Lines of data:
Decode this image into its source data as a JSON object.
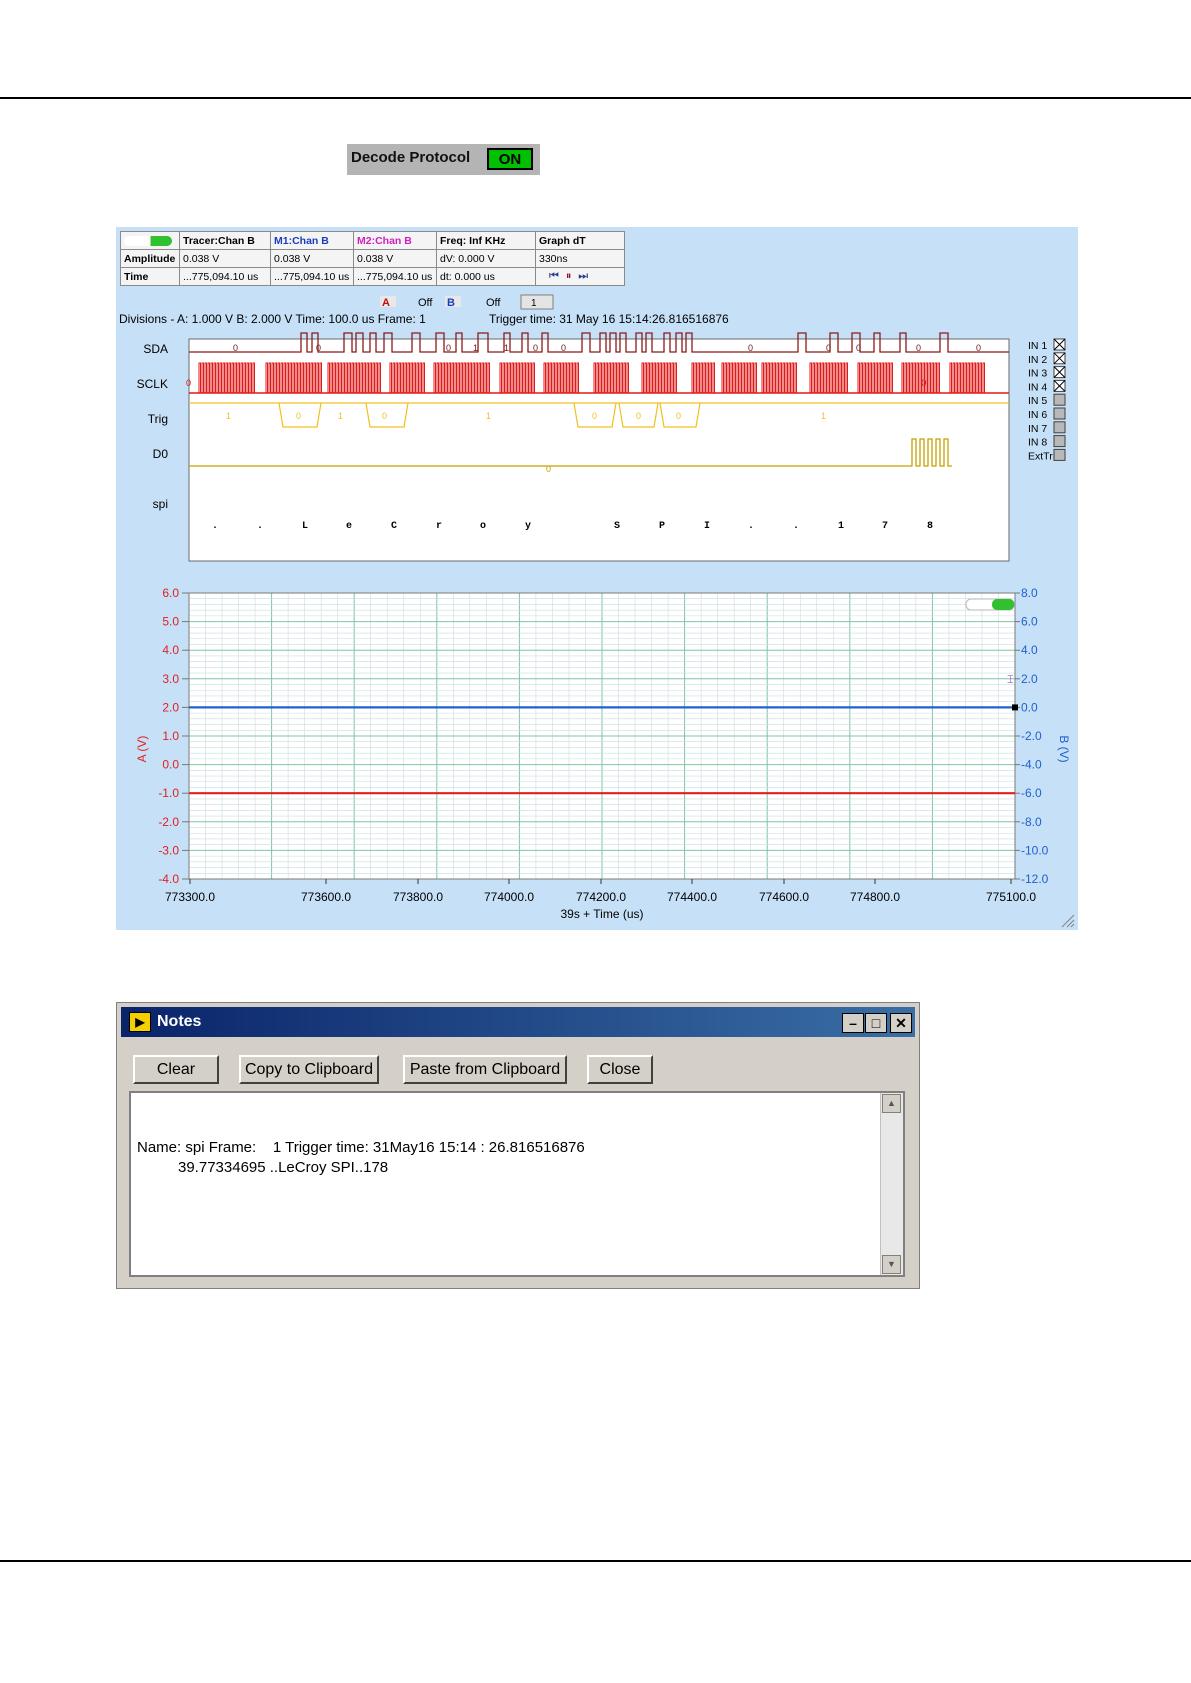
{
  "decode": {
    "label": "Decode Protocol",
    "state": "ON"
  },
  "info_table": {
    "headers": [
      "Tracer:Chan B",
      "M1:Chan B",
      "M2:Chan B",
      "Freq: Inf KHz",
      "Graph dT"
    ],
    "amplitude_label": "Amplitude",
    "amplitude": [
      "0.038 V",
      "0.038 V",
      "0.038 V",
      "dV: 0.000 V",
      "330ns"
    ],
    "time_label": "Time",
    "time": [
      "...775,094.10 us",
      "...775,094.10 us",
      "...775,094.10 us",
      "dt:  0.000 us"
    ]
  },
  "cursor_controls": {
    "a_label": "A",
    "a_state": "Off",
    "b_label": "B",
    "b_state": "Off",
    "frame_value": "1"
  },
  "status_line": {
    "divisions": "Divisions -  A: 1.000 V    B: 2.000 V    Time: 100.0 us  Frame: 1",
    "trigger": "Trigger time: 31 May 16 15:14:26.816516876"
  },
  "logic": {
    "channel_labels": [
      "SDA",
      "SCLK",
      "Trig",
      "D0",
      "spi"
    ],
    "sda_values": [
      "0",
      "0",
      "0",
      "1",
      "1",
      "0",
      "0",
      "0",
      "0",
      "0",
      "0",
      "0"
    ],
    "sclk_values": [
      "0",
      "0"
    ],
    "trig_values": [
      "1",
      "0",
      "1",
      "0",
      "1",
      "0",
      "0",
      "0",
      "1"
    ],
    "d0_values": [
      "0"
    ],
    "spi_chars": [
      ".",
      ".",
      "L",
      "e",
      "C",
      "r",
      "o",
      "y",
      "S",
      "P",
      "I",
      ".",
      ".",
      "1",
      "7",
      "8"
    ],
    "input_labels": [
      "IN 1",
      "IN 2",
      "IN 3",
      "IN 4",
      "IN 5",
      "IN 6",
      "IN 7",
      "IN 8",
      "ExtTri"
    ],
    "input_checked": [
      true,
      true,
      true,
      true,
      false,
      false,
      false,
      false,
      false
    ]
  },
  "chart_data": {
    "type": "line",
    "xlabel": "39s + Time (us)",
    "x_ticks": [
      "773300.0",
      "773600.0",
      "773800.0",
      "774000.0",
      "774200.0",
      "774400.0",
      "774600.0",
      "774800.0",
      "775100.0"
    ],
    "xlim": [
      773300,
      775100
    ],
    "ylabel_left": "A (V)",
    "ylim_left": [
      -4,
      6
    ],
    "y_ticks_left": [
      "6.0",
      "5.0",
      "4.0",
      "3.0",
      "2.0",
      "1.0",
      "0.0",
      "-1.0",
      "-2.0",
      "-3.0",
      "-4.0"
    ],
    "ylabel_right": "B (V)",
    "ylim_right": [
      -12,
      8
    ],
    "y_ticks_right": [
      "8.0",
      "6.0",
      "4.0",
      "2.0",
      "0.0",
      "-2.0",
      "-4.0",
      "-6.0",
      "-8.0",
      "-10.0",
      "-12.0"
    ],
    "grid": true,
    "series": [
      {
        "axis": "left",
        "color": "#e02020",
        "x": [
          773300,
          775100
        ],
        "y": [
          -1.0,
          -1.0
        ]
      },
      {
        "axis": "right",
        "color": "#2060d0",
        "x": [
          773300,
          775100
        ],
        "y": [
          0.0,
          0.0
        ]
      }
    ]
  },
  "notes": {
    "title": "Notes",
    "buttons": [
      "Clear",
      "Copy to Clipboard",
      "Paste from Clipboard",
      "Close"
    ],
    "line1": "Name: spi Frame:    1 Trigger time: 31May16 15:14 : 26.816516876",
    "line2": "39.77334695 ..LeCroy SPI..178"
  },
  "colors": {
    "sda": "#8b1a1a",
    "sclk": "#e01818",
    "trig": "#f0c020",
    "d0": "#c8a000",
    "scope_bg": "#c6e1f7",
    "toggle_on": "#00c000"
  }
}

## Problem description:
Write out each entry exactly as given, but skip the pictures.

## Exercise solution:
Decode this image into its source data as a JSON object.
{
  "decode": {
    "label": "Decode Protocol",
    "state": "ON"
  },
  "info_table": {
    "headers": [
      "Tracer:Chan B",
      "M1:Chan B",
      "M2:Chan B",
      "Freq: Inf KHz",
      "Graph dT"
    ],
    "amplitude_label": "Amplitude",
    "amplitude": [
      "0.038 V",
      "0.038 V",
      "0.038 V",
      "dV: 0.000 V",
      "330ns"
    ],
    "time_label": "Time",
    "time": [
      "...775,094.10 us",
      "...775,094.10 us",
      "...775,094.10 us",
      "dt:  0.000 us"
    ]
  },
  "cursor_controls": {
    "a_label": "A",
    "a_state": "Off",
    "b_label": "B",
    "b_state": "Off",
    "frame_value": "1"
  },
  "status_line": {
    "divisions": "Divisions -  A: 1.000 V    B: 2.000 V    Time: 100.0 us  Frame: 1",
    "trigger": "Trigger time: 31 May 16 15:14:26.816516876"
  },
  "logic": {
    "channel_labels": [
      "SDA",
      "SCLK",
      "Trig",
      "D0",
      "spi"
    ],
    "sda_values": [
      "0",
      "0",
      "0",
      "1",
      "1",
      "0",
      "0",
      "0",
      "0",
      "0",
      "0",
      "0"
    ],
    "sclk_values": [
      "0",
      "0"
    ],
    "trig_values": [
      "1",
      "0",
      "1",
      "0",
      "1",
      "0",
      "0",
      "0",
      "1"
    ],
    "d0_values": [
      "0"
    ],
    "spi_chars": [
      ".",
      ".",
      "L",
      "e",
      "C",
      "r",
      "o",
      "y",
      "S",
      "P",
      "I",
      ".",
      ".",
      "1",
      "7",
      "8"
    ],
    "input_labels": [
      "IN 1",
      "IN 2",
      "IN 3",
      "IN 4",
      "IN 5",
      "IN 6",
      "IN 7",
      "IN 8",
      "ExtTri"
    ],
    "input_checked": [
      true,
      true,
      true,
      true,
      false,
      false,
      false,
      false,
      false
    ]
  },
  "chart_data": {
    "type": "line",
    "xlabel": "39s + Time (us)",
    "x_ticks": [
      "773300.0",
      "773600.0",
      "773800.0",
      "774000.0",
      "774200.0",
      "774400.0",
      "774600.0",
      "774800.0",
      "775100.0"
    ],
    "xlim": [
      773300,
      775100
    ],
    "ylabel_left": "A (V)",
    "ylim_left": [
      -4,
      6
    ],
    "y_ticks_left": [
      "6.0",
      "5.0",
      "4.0",
      "3.0",
      "2.0",
      "1.0",
      "0.0",
      "-1.0",
      "-2.0",
      "-3.0",
      "-4.0"
    ],
    "ylabel_right": "B (V)",
    "ylim_right": [
      -12,
      8
    ],
    "y_ticks_right": [
      "8.0",
      "6.0",
      "4.0",
      "2.0",
      "0.0",
      "-2.0",
      "-4.0",
      "-6.0",
      "-8.0",
      "-10.0",
      "-12.0"
    ],
    "grid": true,
    "series": [
      {
        "axis": "left",
        "color": "#e02020",
        "x": [
          773300,
          775100
        ],
        "y": [
          -1.0,
          -1.0
        ]
      },
      {
        "axis": "right",
        "color": "#2060d0",
        "x": [
          773300,
          775100
        ],
        "y": [
          0.0,
          0.0
        ]
      }
    ]
  },
  "notes": {
    "title": "Notes",
    "buttons": [
      "Clear",
      "Copy to Clipboard",
      "Paste from Clipboard",
      "Close"
    ],
    "line1": "Name: spi Frame:    1 Trigger time: 31May16 15:14 : 26.816516876",
    "line2": "39.77334695 ..LeCroy SPI..178"
  },
  "colors": {
    "sda": "#8b1a1a",
    "sclk": "#e01818",
    "trig": "#f0c020",
    "d0": "#c8a000",
    "scope_bg": "#c6e1f7",
    "toggle_on": "#00c000"
  }
}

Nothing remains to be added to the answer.